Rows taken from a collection
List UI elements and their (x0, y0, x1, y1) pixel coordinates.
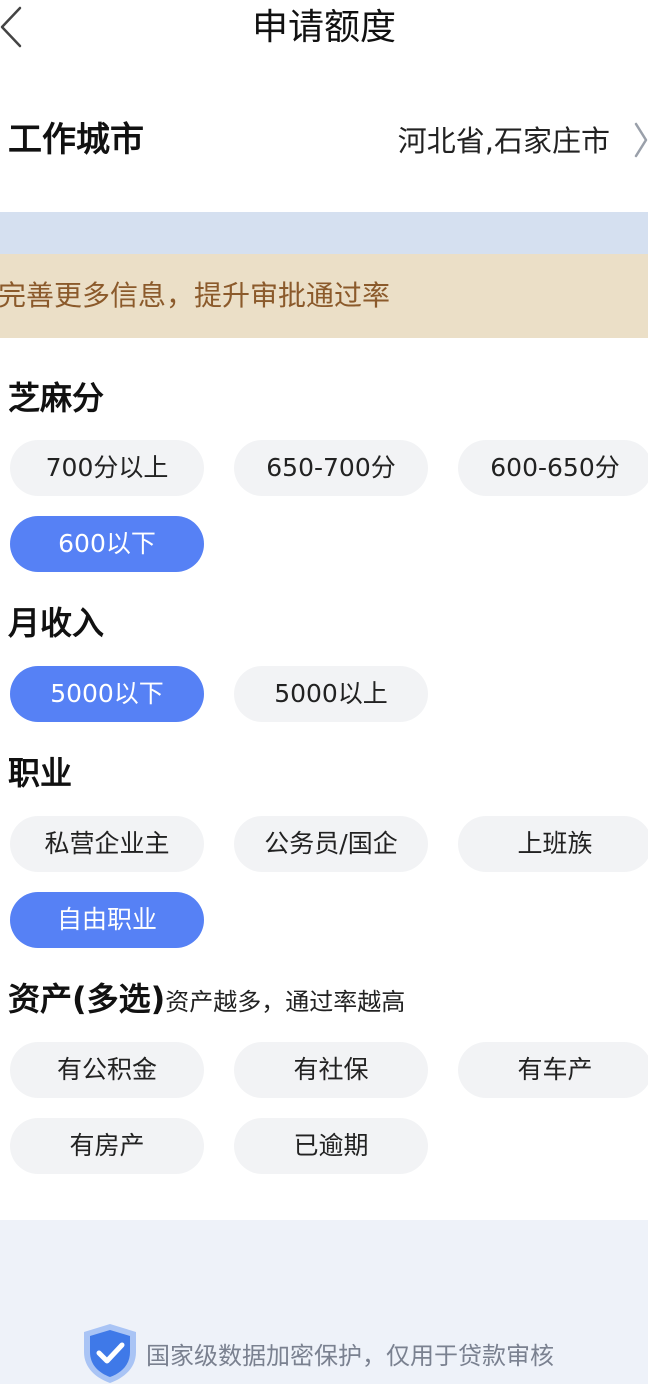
assets-title: 资产(多选)资产越多，通过率越高 (8, 977, 405, 1024)
asset-option-overdue[interactable]: 已逾期 (234, 1118, 428, 1174)
job-option-office-worker[interactable]: 上班族 (458, 816, 648, 872)
assets-subtitle: 资产越多，通过率越高 (165, 988, 406, 1016)
security-notice: 国家级数据加密保护，仅用于贷款审核 (146, 1342, 554, 1370)
asset-option-social-security[interactable]: 有社保 (234, 1042, 428, 1098)
asset-option-house[interactable]: 有房产 (10, 1118, 204, 1174)
chevron-right-icon (634, 122, 648, 158)
income-option-above-5000[interactable]: 5000以上 (234, 666, 428, 722)
asset-option-housing-fund[interactable]: 有公积金 (10, 1042, 204, 1098)
job-option-civil-servant[interactable]: 公务员/国企 (234, 816, 428, 872)
sesame-option-650-700[interactable]: 650-700分 (234, 440, 428, 496)
nav-header: 申请额度 (0, 0, 648, 56)
apply-credit-page: 申请额度 工作城市 河北省,石家庄市 完善更多信息，提升审批通过率 芝麻分 70… (0, 0, 648, 1384)
job-option-business-owner[interactable]: 私营企业主 (10, 816, 204, 872)
sesame-score-title: 芝麻分 (8, 379, 105, 417)
assets-title-text: 资产(多选) (8, 980, 166, 1018)
work-city-value: 河北省,石家庄市 (397, 124, 610, 158)
income-option-below-5000[interactable]: 5000以下 (10, 666, 204, 722)
monthly-income-title: 月收入 (8, 604, 105, 642)
tip-text: 完善更多信息，提升审批通过率 (0, 279, 391, 312)
sesame-option-below-600[interactable]: 600以下 (10, 516, 204, 572)
page-title: 申请额度 (251, 7, 396, 48)
tip-banner: 完善更多信息，提升审批通过率 (0, 254, 648, 338)
work-city-label: 工作城市 (8, 120, 144, 160)
asset-option-car[interactable]: 有车产 (458, 1042, 648, 1098)
occupation-title: 职业 (8, 754, 73, 792)
divider-band (0, 212, 648, 254)
work-city-row[interactable]: 工作城市 河北省,石家庄市 (0, 104, 648, 176)
sesame-option-700-plus[interactable]: 700分以上 (10, 440, 204, 496)
job-option-freelancer[interactable]: 自由职业 (10, 892, 204, 948)
shield-check-icon (84, 1324, 136, 1383)
sesame-option-600-650[interactable]: 600-650分 (458, 440, 648, 496)
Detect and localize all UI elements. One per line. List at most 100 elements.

→ Aim of the exercise
Pull every line from the rows above and reproduce each one verbatim, leaving out the pictures.

→ Final result
List UI elements and their (x0, y0, x1, y1) pixel coordinates.
assets-title: 资产(多选)资产越多，通过率越高 (8, 977, 405, 1024)
asset-option-overdue[interactable]: 已逾期 (234, 1118, 428, 1174)
job-option-office-worker[interactable]: 上班族 (458, 816, 648, 872)
assets-subtitle: 资产越多，通过率越高 (165, 988, 406, 1016)
security-notice: 国家级数据加密保护，仅用于贷款审核 (146, 1342, 554, 1370)
asset-option-social-security[interactable]: 有社保 (234, 1042, 428, 1098)
asset-option-house[interactable]: 有房产 (10, 1118, 204, 1174)
chevron-right-icon (634, 122, 648, 158)
income-option-above-5000[interactable]: 5000以上 (234, 666, 428, 722)
asset-option-housing-fund[interactable]: 有公积金 (10, 1042, 204, 1098)
job-option-civil-servant[interactable]: 公务员/国企 (234, 816, 428, 872)
sesame-option-650-700[interactable]: 650-700分 (234, 440, 428, 496)
nav-header: 申请额度 (0, 0, 648, 56)
apply-credit-page: 申请额度 工作城市 河北省,石家庄市 完善更多信息，提升审批通过率 芝麻分 70… (0, 0, 648, 1384)
job-option-business-owner[interactable]: 私营企业主 (10, 816, 204, 872)
sesame-score-title: 芝麻分 (8, 379, 105, 417)
assets-title-text: 资产(多选) (8, 980, 166, 1018)
work-city-value: 河北省,石家庄市 (397, 124, 610, 158)
income-option-below-5000[interactable]: 5000以下 (10, 666, 204, 722)
monthly-income-title: 月收入 (8, 604, 105, 642)
tip-text: 完善更多信息，提升审批通过率 (0, 279, 391, 312)
sesame-option-below-600[interactable]: 600以下 (10, 516, 204, 572)
page-title: 申请额度 (251, 7, 396, 48)
tip-banner: 完善更多信息，提升审批通过率 (0, 254, 648, 338)
work-city-label: 工作城市 (8, 120, 144, 160)
asset-option-car[interactable]: 有车产 (458, 1042, 648, 1098)
occupation-title: 职业 (8, 754, 73, 792)
divider-band (0, 212, 648, 254)
work-city-row[interactable]: 工作城市 河北省,石家庄市 (0, 104, 648, 176)
sesame-option-700-plus[interactable]: 700分以上 (10, 440, 204, 496)
job-option-freelancer[interactable]: 自由职业 (10, 892, 204, 948)
shield-check-icon (84, 1324, 136, 1383)
sesame-option-600-650[interactable]: 600-650分 (458, 440, 648, 496)
Detect and localize all UI elements. One per line. List at most 100 elements.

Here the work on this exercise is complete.